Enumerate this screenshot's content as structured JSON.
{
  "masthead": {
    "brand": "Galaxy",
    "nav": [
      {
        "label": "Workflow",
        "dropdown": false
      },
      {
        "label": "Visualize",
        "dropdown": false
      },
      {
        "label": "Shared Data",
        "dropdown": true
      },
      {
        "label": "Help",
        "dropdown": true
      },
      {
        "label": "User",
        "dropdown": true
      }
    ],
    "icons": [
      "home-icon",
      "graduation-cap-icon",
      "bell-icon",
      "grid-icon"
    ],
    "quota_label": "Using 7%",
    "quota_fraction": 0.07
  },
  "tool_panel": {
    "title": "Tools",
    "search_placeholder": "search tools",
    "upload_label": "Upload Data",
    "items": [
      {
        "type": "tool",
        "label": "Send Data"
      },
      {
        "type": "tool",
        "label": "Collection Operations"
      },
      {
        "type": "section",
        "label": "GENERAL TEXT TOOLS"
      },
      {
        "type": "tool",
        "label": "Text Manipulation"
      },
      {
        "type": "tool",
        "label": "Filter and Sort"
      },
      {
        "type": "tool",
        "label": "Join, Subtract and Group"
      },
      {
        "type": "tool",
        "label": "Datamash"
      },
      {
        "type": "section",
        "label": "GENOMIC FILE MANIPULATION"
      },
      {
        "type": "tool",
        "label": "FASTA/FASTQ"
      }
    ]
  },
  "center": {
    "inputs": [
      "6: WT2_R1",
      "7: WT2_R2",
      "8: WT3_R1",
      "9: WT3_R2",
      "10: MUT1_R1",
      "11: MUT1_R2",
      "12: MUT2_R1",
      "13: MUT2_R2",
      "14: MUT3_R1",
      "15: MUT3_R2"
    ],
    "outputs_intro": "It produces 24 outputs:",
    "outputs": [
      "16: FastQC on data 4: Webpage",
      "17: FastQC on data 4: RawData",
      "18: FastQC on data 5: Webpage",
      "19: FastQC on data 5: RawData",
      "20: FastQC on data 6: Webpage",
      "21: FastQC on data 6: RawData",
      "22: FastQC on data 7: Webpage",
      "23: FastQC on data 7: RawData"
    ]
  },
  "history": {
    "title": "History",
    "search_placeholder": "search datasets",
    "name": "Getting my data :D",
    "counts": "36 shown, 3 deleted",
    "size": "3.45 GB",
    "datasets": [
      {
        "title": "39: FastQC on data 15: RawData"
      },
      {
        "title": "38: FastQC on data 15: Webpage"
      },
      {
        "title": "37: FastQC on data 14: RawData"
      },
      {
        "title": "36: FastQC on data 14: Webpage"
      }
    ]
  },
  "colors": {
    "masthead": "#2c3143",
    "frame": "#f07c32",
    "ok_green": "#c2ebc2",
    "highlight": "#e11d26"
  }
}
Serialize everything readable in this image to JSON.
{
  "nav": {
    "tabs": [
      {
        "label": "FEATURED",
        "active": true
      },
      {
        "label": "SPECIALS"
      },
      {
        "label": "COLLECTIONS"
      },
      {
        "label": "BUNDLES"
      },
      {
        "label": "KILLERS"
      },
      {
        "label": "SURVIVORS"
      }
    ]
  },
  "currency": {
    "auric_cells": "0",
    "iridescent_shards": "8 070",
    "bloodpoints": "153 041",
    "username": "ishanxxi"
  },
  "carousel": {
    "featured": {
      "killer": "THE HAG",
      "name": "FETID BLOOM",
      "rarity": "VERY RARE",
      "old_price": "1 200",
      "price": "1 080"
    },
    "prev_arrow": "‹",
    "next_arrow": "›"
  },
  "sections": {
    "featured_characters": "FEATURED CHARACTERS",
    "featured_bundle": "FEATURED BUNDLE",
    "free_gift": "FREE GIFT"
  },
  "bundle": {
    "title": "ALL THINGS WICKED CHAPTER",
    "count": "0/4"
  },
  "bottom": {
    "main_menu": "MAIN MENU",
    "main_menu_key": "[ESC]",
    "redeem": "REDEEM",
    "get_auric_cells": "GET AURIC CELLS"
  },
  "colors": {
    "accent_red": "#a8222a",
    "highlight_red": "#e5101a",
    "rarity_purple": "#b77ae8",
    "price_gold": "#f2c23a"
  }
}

··········

→ Task to complete: What is needed is an exact transcription of every entry above.

→ Answer box:
Enumerate this screenshot's content as structured JSON.
{
  "masthead": {
    "brand": "Galaxy",
    "nav": [
      {
        "label": "Workflow",
        "dropdown": false
      },
      {
        "label": "Visualize",
        "dropdown": false
      },
      {
        "label": "Shared Data",
        "dropdown": true
      },
      {
        "label": "Help",
        "dropdown": true
      },
      {
        "label": "User",
        "dropdown": true
      }
    ],
    "icons": [
      "home-icon",
      "graduation-cap-icon",
      "bell-icon",
      "grid-icon"
    ],
    "quota_label": "Using 7%",
    "quota_fraction": 0.07
  },
  "tool_panel": {
    "title": "Tools",
    "search_placeholder": "search tools",
    "upload_label": "Upload Data",
    "items": [
      {
        "type": "tool",
        "label": "Send Data"
      },
      {
        "type": "tool",
        "label": "Collection Operations"
      },
      {
        "type": "section",
        "label": "GENERAL TEXT TOOLS"
      },
      {
        "type": "tool",
        "label": "Text Manipulation"
      },
      {
        "type": "tool",
        "label": "Filter and Sort"
      },
      {
        "type": "tool",
        "label": "Join, Subtract and Group"
      },
      {
        "type": "tool",
        "label": "Datamash"
      },
      {
        "type": "section",
        "label": "GENOMIC FILE MANIPULATION"
      },
      {
        "type": "tool",
        "label": "FASTA/FASTQ"
      }
    ]
  },
  "center": {
    "inputs": [
      "6: WT2_R1",
      "7: WT2_R2",
      "8: WT3_R1",
      "9: WT3_R2",
      "10: MUT1_R1",
      "11: MUT1_R2",
      "12: MUT2_R1",
      "13: MUT2_R2",
      "14: MUT3_R1",
      "15: MUT3_R2"
    ],
    "outputs_intro": "It produces 24 outputs:",
    "outputs": [
      "16: FastQC on data 4: Webpage",
      "17: FastQC on data 4: RawData",
      "18: FastQC on data 5: Webpage",
      "19: FastQC on data 5: RawData",
      "20: FastQC on data 6: Webpage",
      "21: FastQC on data 6: RawData",
      "22: FastQC on data 7: Webpage",
      "23: FastQC on data 7: RawData"
    ]
  },
  "history": {
    "title": "History",
    "search_placeholder": "search datasets",
    "name": "Getting my data :D",
    "counts": "36 shown, 3 deleted",
    "size": "3.45 GB",
    "datasets": [
      {
        "title": "39: FastQC on data 15: RawData"
      },
      {
        "title": "38: FastQC on data 15: Webpage"
      },
      {
        "title": "37: FastQC on data 14: RawData"
      },
      {
        "title": "36: FastQC on data 14: Webpage"
      }
    ]
  },
  "colors": {
    "masthead": "#2c3143",
    "frame": "#f07c32",
    "ok_green": "#c2ebc2",
    "highlight": "#e11d26"
  }
}
Serialize everything readable in this image to JSON.
{
  "nav": {
    "tabs": [
      {
        "label": "FEATURED",
        "active": true
      },
      {
        "label": "SPECIALS"
      },
      {
        "label": "COLLECTIONS"
      },
      {
        "label": "BUNDLES"
      },
      {
        "label": "KILLERS"
      },
      {
        "label": "SURVIVORS"
      }
    ]
  },
  "currency": {
    "auric_cells": "0",
    "iridescent_shards": "8 070",
    "bloodpoints": "153 041",
    "username": "ishanxxi"
  },
  "carousel": {
    "featured": {
      "killer": "THE HAG",
      "name": "FETID BLOOM",
      "rarity": "VERY RARE",
      "old_price": "1 200",
      "price": "1 080"
    },
    "prev_arrow": "‹",
    "next_arrow": "›"
  },
  "sections": {
    "featured_characters": "FEATURED CHARACTERS",
    "featured_bundle": "FEATURED BUNDLE",
    "free_gift": "FREE GIFT"
  },
  "bundle": {
    "title": "ALL THINGS WICKED CHAPTER",
    "count": "0/4"
  },
  "bottom": {
    "main_menu": "MAIN MENU",
    "main_menu_key": "[ESC]",
    "redeem": "REDEEM",
    "get_auric_cells": "GET AURIC CELLS"
  },
  "colors": {
    "accent_red": "#a8222a",
    "highlight_red": "#e5101a",
    "rarity_purple": "#b77ae8",
    "price_gold": "#f2c23a"
  }
}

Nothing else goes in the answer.